%%

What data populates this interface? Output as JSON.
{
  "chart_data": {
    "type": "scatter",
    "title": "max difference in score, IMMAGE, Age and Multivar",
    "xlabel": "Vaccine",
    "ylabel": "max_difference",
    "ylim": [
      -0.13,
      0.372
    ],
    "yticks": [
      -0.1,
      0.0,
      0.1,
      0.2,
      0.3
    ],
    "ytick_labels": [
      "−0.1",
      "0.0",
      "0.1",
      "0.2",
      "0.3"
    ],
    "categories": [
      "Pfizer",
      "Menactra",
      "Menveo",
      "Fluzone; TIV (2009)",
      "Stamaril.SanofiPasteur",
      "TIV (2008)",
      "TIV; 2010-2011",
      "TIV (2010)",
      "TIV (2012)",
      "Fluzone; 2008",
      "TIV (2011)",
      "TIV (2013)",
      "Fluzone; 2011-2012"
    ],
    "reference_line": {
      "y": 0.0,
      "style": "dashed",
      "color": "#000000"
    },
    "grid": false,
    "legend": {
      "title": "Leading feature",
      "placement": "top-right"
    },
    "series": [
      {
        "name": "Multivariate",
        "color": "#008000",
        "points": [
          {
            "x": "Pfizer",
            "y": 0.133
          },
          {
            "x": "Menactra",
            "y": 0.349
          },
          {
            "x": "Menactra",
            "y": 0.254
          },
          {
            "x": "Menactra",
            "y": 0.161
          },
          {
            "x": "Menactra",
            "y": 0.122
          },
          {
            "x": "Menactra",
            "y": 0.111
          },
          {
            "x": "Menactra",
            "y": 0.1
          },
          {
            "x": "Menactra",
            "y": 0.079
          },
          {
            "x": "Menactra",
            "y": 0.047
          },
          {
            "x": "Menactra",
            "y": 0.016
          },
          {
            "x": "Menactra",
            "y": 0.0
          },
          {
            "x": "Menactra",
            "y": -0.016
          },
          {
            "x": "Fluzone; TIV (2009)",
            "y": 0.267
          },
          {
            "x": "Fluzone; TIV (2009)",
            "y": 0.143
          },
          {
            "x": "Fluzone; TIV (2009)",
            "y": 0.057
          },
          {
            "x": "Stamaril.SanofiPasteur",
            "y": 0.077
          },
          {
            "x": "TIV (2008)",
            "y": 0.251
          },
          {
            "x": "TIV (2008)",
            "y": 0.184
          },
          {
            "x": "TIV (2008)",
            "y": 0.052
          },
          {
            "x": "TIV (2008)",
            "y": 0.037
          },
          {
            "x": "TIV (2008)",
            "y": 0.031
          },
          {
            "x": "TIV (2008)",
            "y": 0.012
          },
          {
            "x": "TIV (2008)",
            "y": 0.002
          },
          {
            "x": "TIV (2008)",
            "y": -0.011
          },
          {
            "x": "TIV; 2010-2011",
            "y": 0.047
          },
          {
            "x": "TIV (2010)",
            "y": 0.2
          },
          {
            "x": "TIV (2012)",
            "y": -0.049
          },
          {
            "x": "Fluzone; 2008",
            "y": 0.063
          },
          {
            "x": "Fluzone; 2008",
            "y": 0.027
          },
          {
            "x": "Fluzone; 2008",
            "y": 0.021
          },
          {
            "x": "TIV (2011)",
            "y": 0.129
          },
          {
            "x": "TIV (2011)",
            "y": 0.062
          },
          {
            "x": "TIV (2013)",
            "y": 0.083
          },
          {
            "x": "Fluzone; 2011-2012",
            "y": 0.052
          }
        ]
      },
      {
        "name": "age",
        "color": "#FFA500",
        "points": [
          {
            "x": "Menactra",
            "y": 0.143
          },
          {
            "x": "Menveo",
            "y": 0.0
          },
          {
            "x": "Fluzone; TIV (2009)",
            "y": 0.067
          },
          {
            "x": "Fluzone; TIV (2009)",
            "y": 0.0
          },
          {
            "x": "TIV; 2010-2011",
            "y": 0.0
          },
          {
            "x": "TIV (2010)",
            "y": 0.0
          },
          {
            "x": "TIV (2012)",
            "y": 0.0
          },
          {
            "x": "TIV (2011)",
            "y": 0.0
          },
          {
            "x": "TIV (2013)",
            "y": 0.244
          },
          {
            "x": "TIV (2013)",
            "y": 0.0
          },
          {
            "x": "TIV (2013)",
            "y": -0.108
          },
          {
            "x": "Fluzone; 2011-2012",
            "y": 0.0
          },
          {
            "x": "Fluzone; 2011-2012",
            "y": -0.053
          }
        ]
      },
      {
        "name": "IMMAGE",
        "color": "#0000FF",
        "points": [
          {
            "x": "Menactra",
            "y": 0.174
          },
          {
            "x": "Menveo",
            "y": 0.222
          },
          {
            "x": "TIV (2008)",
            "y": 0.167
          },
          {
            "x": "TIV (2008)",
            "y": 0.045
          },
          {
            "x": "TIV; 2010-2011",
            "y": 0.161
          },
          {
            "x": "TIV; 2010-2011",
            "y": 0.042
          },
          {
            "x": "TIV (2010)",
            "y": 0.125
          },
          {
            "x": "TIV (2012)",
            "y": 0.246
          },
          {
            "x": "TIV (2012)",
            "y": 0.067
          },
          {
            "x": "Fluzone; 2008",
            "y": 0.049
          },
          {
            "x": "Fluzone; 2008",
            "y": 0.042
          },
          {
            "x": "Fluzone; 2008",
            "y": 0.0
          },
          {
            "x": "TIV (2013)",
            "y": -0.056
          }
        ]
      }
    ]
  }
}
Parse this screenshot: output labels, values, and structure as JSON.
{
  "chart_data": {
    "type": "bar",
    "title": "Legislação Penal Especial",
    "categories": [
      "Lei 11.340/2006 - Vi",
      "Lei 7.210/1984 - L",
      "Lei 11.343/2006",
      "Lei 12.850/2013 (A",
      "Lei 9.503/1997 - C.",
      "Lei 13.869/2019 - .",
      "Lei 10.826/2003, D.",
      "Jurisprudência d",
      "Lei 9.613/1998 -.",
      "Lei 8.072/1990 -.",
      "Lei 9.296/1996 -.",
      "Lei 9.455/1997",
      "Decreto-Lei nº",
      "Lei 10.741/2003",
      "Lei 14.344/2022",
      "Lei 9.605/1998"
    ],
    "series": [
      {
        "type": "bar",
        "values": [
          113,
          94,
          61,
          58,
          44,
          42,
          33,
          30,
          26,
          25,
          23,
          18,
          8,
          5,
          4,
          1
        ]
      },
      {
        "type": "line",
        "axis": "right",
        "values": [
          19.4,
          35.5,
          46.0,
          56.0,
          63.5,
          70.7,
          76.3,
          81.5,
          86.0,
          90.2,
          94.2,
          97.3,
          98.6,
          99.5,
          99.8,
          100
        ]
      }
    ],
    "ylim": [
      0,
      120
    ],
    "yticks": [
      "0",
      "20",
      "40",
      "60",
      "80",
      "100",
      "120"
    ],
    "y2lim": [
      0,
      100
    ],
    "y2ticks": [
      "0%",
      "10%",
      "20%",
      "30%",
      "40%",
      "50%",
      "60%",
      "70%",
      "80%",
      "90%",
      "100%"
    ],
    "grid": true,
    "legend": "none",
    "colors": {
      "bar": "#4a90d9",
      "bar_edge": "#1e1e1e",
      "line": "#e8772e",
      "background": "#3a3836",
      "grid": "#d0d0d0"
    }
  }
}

%%

**Requirement**
Produce an exact copy of every entry above.

**Answer to this exercise**
What data populates this interface? Output as JSON.
{
  "chart_data": {
    "type": "scatter",
    "title": "max difference in score, IMMAGE, Age and Multivar",
    "xlabel": "Vaccine",
    "ylabel": "max_difference",
    "ylim": [
      -0.13,
      0.372
    ],
    "yticks": [
      -0.1,
      0.0,
      0.1,
      0.2,
      0.3
    ],
    "ytick_labels": [
      "−0.1",
      "0.0",
      "0.1",
      "0.2",
      "0.3"
    ],
    "categories": [
      "Pfizer",
      "Menactra",
      "Menveo",
      "Fluzone; TIV (2009)",
      "Stamaril.SanofiPasteur",
      "TIV (2008)",
      "TIV; 2010-2011",
      "TIV (2010)",
      "TIV (2012)",
      "Fluzone; 2008",
      "TIV (2011)",
      "TIV (2013)",
      "Fluzone; 2011-2012"
    ],
    "reference_line": {
      "y": 0.0,
      "style": "dashed",
      "color": "#000000"
    },
    "grid": false,
    "legend": {
      "title": "Leading feature",
      "placement": "top-right"
    },
    "series": [
      {
        "name": "Multivariate",
        "color": "#008000",
        "points": [
          {
            "x": "Pfizer",
            "y": 0.133
          },
          {
            "x": "Menactra",
            "y": 0.349
          },
          {
            "x": "Menactra",
            "y": 0.254
          },
          {
            "x": "Menactra",
            "y": 0.161
          },
          {
            "x": "Menactra",
            "y": 0.122
          },
          {
            "x": "Menactra",
            "y": 0.111
          },
          {
            "x": "Menactra",
            "y": 0.1
          },
          {
            "x": "Menactra",
            "y": 0.079
          },
          {
            "x": "Menactra",
            "y": 0.047
          },
          {
            "x": "Menactra",
            "y": 0.016
          },
          {
            "x": "Menactra",
            "y": 0.0
          },
          {
            "x": "Menactra",
            "y": -0.016
          },
          {
            "x": "Fluzone; TIV (2009)",
            "y": 0.267
          },
          {
            "x": "Fluzone; TIV (2009)",
            "y": 0.143
          },
          {
            "x": "Fluzone; TIV (2009)",
            "y": 0.057
          },
          {
            "x": "Stamaril.SanofiPasteur",
            "y": 0.077
          },
          {
            "x": "TIV (2008)",
            "y": 0.251
          },
          {
            "x": "TIV (2008)",
            "y": 0.184
          },
          {
            "x": "TIV (2008)",
            "y": 0.052
          },
          {
            "x": "TIV (2008)",
            "y": 0.037
          },
          {
            "x": "TIV (2008)",
            "y": 0.031
          },
          {
            "x": "TIV (2008)",
            "y": 0.012
          },
          {
            "x": "TIV (2008)",
            "y": 0.002
          },
          {
            "x": "TIV (2008)",
            "y": -0.011
          },
          {
            "x": "TIV; 2010-2011",
            "y": 0.047
          },
          {
            "x": "TIV (2010)",
            "y": 0.2
          },
          {
            "x": "TIV (2012)",
            "y": -0.049
          },
          {
            "x": "Fluzone; 2008",
            "y": 0.063
          },
          {
            "x": "Fluzone; 2008",
            "y": 0.027
          },
          {
            "x": "Fluzone; 2008",
            "y": 0.021
          },
          {
            "x": "TIV (2011)",
            "y": 0.129
          },
          {
            "x": "TIV (2011)",
            "y": 0.062
          },
          {
            "x": "TIV (2013)",
            "y": 0.083
          },
          {
            "x": "Fluzone; 2011-2012",
            "y": 0.052
          }
        ]
      },
      {
        "name": "age",
        "color": "#FFA500",
        "points": [
          {
            "x": "Menactra",
            "y": 0.143
          },
          {
            "x": "Menveo",
            "y": 0.0
          },
          {
            "x": "Fluzone; TIV (2009)",
            "y": 0.067
          },
          {
            "x": "Fluzone; TIV (2009)",
            "y": 0.0
          },
          {
            "x": "TIV; 2010-2011",
            "y": 0.0
          },
          {
            "x": "TIV (2010)",
            "y": 0.0
          },
          {
            "x": "TIV (2012)",
            "y": 0.0
          },
          {
            "x": "TIV (2011)",
            "y": 0.0
          },
          {
            "x": "TIV (2013)",
            "y": 0.244
          },
          {
            "x": "TIV (2013)",
            "y": 0.0
          },
          {
            "x": "TIV (2013)",
            "y": -0.108
          },
          {
            "x": "Fluzone; 2011-2012",
            "y": 0.0
          },
          {
            "x": "Fluzone; 2011-2012",
            "y": -0.053
          }
        ]
      },
      {
        "name": "IMMAGE",
        "color": "#0000FF",
        "points": [
          {
            "x": "Menactra",
            "y": 0.174
          },
          {
            "x": "Menveo",
            "y": 0.222
          },
          {
            "x": "TIV (2008)",
            "y": 0.167
          },
          {
            "x": "TIV (2008)",
            "y": 0.045
          },
          {
            "x": "TIV; 2010-2011",
            "y": 0.161
          },
          {
            "x": "TIV; 2010-2011",
            "y": 0.042
          },
          {
            "x": "TIV (2010)",
            "y": 0.125
          },
          {
            "x": "TIV (2012)",
            "y": 0.246
          },
          {
            "x": "TIV (2012)",
            "y": 0.067
          },
          {
            "x": "Fluzone; 2008",
            "y": 0.049
          },
          {
            "x": "Fluzone; 2008",
            "y": 0.042
          },
          {
            "x": "Fluzone; 2008",
            "y": 0.0
          },
          {
            "x": "TIV (2013)",
            "y": -0.056
          }
        ]
      }
    ]
  }
}
Parse this screenshot: output labels, values, and structure as JSON.
{
  "chart_data": {
    "type": "bar",
    "title": "Legislação Penal Especial",
    "categories": [
      "Lei 11.340/2006 - Vi",
      "Lei 7.210/1984 - L",
      "Lei 11.343/2006",
      "Lei 12.850/2013 (A",
      "Lei 9.503/1997 - C.",
      "Lei 13.869/2019 - .",
      "Lei 10.826/2003, D.",
      "Jurisprudência d",
      "Lei 9.613/1998 -.",
      "Lei 8.072/1990 -.",
      "Lei 9.296/1996 -.",
      "Lei 9.455/1997",
      "Decreto-Lei nº",
      "Lei 10.741/2003",
      "Lei 14.344/2022",
      "Lei 9.605/1998"
    ],
    "series": [
      {
        "type": "bar",
        "values": [
          113,
          94,
          61,
          58,
          44,
          42,
          33,
          30,
          26,
          25,
          23,
          18,
          8,
          5,
          4,
          1
        ]
      },
      {
        "type": "line",
        "axis": "right",
        "values": [
          19.4,
          35.5,
          46.0,
          56.0,
          63.5,
          70.7,
          76.3,
          81.5,
          86.0,
          90.2,
          94.2,
          97.3,
          98.6,
          99.5,
          99.8,
          100
        ]
      }
    ],
    "ylim": [
      0,
      120
    ],
    "yticks": [
      "0",
      "20",
      "40",
      "60",
      "80",
      "100",
      "120"
    ],
    "y2lim": [
      0,
      100
    ],
    "y2ticks": [
      "0%",
      "10%",
      "20%",
      "30%",
      "40%",
      "50%",
      "60%",
      "70%",
      "80%",
      "90%",
      "100%"
    ],
    "grid": true,
    "legend": "none",
    "colors": {
      "bar": "#4a90d9",
      "bar_edge": "#1e1e1e",
      "line": "#e8772e",
      "background": "#3a3836",
      "grid": "#d0d0d0"
    }
  }
}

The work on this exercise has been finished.